Exercise details: Transcribe nothing but the lines from the one with "Type out the text in this image." to the end of the entries, both included, keeping each exact and leaving every picture out.

[Data records]
··········

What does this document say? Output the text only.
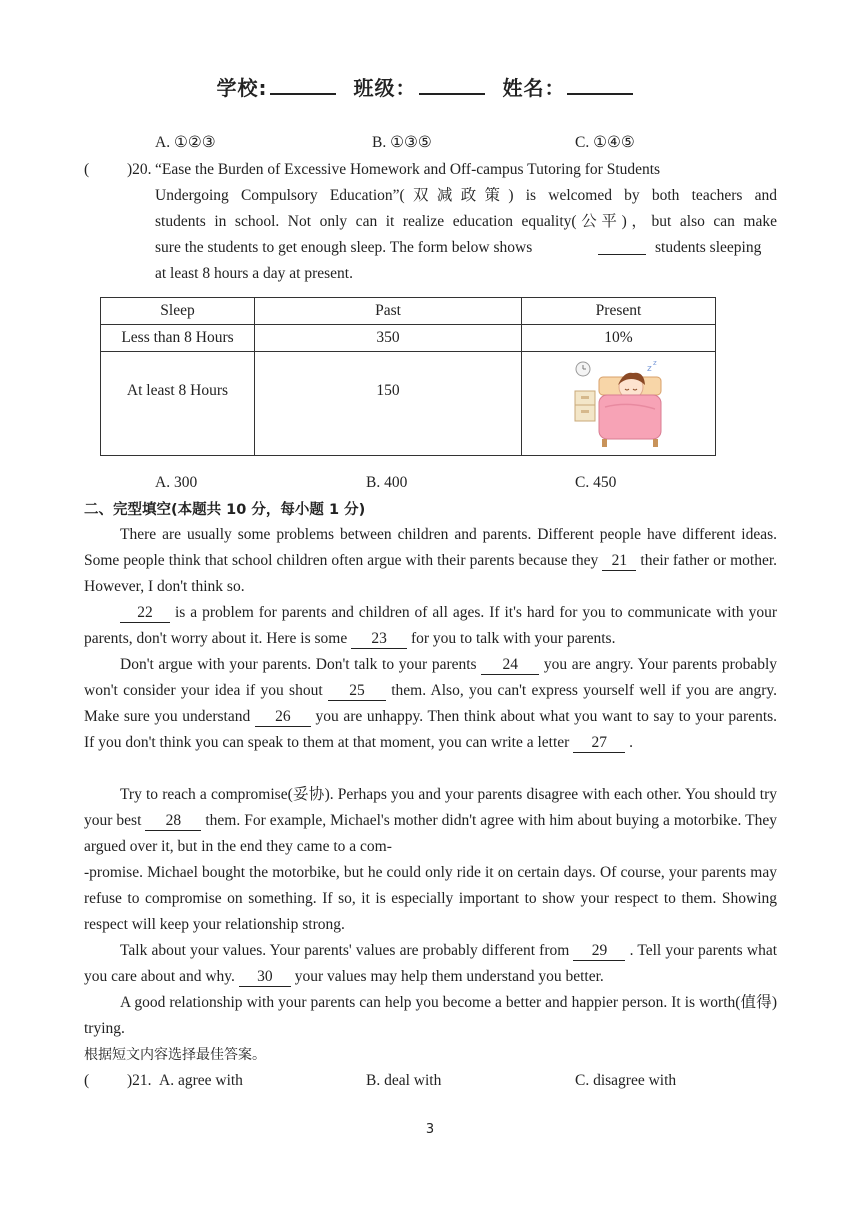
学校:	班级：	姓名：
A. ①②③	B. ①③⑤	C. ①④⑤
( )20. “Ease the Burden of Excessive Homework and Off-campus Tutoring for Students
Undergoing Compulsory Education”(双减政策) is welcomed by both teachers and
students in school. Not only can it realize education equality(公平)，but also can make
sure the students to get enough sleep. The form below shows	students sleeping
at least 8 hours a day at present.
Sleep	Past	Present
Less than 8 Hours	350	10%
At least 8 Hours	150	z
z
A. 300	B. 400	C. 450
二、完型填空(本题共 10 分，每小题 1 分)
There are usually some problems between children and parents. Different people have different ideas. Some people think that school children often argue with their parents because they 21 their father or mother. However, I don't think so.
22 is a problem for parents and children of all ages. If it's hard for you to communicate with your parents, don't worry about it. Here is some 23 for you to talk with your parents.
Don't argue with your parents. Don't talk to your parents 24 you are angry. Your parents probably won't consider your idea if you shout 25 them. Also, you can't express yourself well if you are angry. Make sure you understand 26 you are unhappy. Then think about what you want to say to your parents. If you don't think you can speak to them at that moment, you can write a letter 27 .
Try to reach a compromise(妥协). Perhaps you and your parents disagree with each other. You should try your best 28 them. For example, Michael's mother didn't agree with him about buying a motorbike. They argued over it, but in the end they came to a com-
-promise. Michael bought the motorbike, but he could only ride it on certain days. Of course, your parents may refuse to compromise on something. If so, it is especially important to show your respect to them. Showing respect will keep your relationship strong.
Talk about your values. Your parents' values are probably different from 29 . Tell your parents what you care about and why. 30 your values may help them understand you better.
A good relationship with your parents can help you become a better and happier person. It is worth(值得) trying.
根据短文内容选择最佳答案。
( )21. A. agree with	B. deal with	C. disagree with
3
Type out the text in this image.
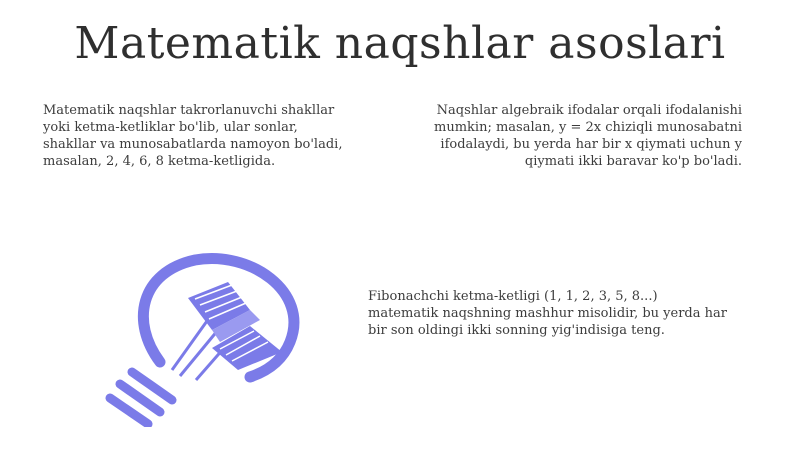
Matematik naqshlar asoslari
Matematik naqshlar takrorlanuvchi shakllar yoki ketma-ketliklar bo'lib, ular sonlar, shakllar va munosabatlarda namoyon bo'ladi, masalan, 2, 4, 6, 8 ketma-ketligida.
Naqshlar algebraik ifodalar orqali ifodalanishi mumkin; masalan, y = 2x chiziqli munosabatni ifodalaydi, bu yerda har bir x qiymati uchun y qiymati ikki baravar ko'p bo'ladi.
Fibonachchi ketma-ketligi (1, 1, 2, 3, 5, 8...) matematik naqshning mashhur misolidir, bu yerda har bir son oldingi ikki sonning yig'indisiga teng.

··········

Task solution:
Type out the text in this image.
Matematik naqshlar asoslari
Matematik naqshlar takrorlanuvchi shakllar yoki ketma-ketliklar bo'lib, ular sonlar, shakllar va munosabatlarda namoyon bo'ladi, masalan, 2, 4, 6, 8 ketma-ketligida.
Naqshlar algebraik ifodalar orqali ifodalanishi mumkin; masalan, y = 2x chiziqli munosabatni ifodalaydi, bu yerda har bir x qiymati uchun y qiymati ikki baravar ko'p bo'ladi.
Fibonachchi ketma-ketligi (1, 1, 2, 3, 5, 8...) matematik naqshning mashhur misolidir, bu yerda har bir son oldingi ikki sonning yig'indisiga teng.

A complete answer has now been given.